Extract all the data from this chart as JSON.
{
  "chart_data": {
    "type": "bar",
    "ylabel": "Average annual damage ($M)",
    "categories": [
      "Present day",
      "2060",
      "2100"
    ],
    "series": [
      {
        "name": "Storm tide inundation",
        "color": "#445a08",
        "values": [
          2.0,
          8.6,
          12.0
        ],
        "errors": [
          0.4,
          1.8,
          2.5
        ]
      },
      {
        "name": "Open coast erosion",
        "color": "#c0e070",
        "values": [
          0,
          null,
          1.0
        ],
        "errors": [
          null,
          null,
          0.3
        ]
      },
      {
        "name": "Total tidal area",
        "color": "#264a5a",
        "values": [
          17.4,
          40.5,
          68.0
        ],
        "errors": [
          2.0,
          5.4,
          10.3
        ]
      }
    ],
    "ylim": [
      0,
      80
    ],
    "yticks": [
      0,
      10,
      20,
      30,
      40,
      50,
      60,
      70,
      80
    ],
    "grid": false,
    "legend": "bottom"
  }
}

● **Task instructions**
Extract the complete listing verbatim.

● **Task answer**
Extract all the data from this chart as JSON.
{
  "chart_data": {
    "type": "bar",
    "ylabel": "Average annual damage ($M)",
    "categories": [
      "Present day",
      "2060",
      "2100"
    ],
    "series": [
      {
        "name": "Storm tide inundation",
        "color": "#445a08",
        "values": [
          2.0,
          8.6,
          12.0
        ],
        "errors": [
          0.4,
          1.8,
          2.5
        ]
      },
      {
        "name": "Open coast erosion",
        "color": "#c0e070",
        "values": [
          0,
          null,
          1.0
        ],
        "errors": [
          null,
          null,
          0.3
        ]
      },
      {
        "name": "Total tidal area",
        "color": "#264a5a",
        "values": [
          17.4,
          40.5,
          68.0
        ],
        "errors": [
          2.0,
          5.4,
          10.3
        ]
      }
    ],
    "ylim": [
      0,
      80
    ],
    "yticks": [
      0,
      10,
      20,
      30,
      40,
      50,
      60,
      70,
      80
    ],
    "grid": false,
    "legend": "bottom"
  }
}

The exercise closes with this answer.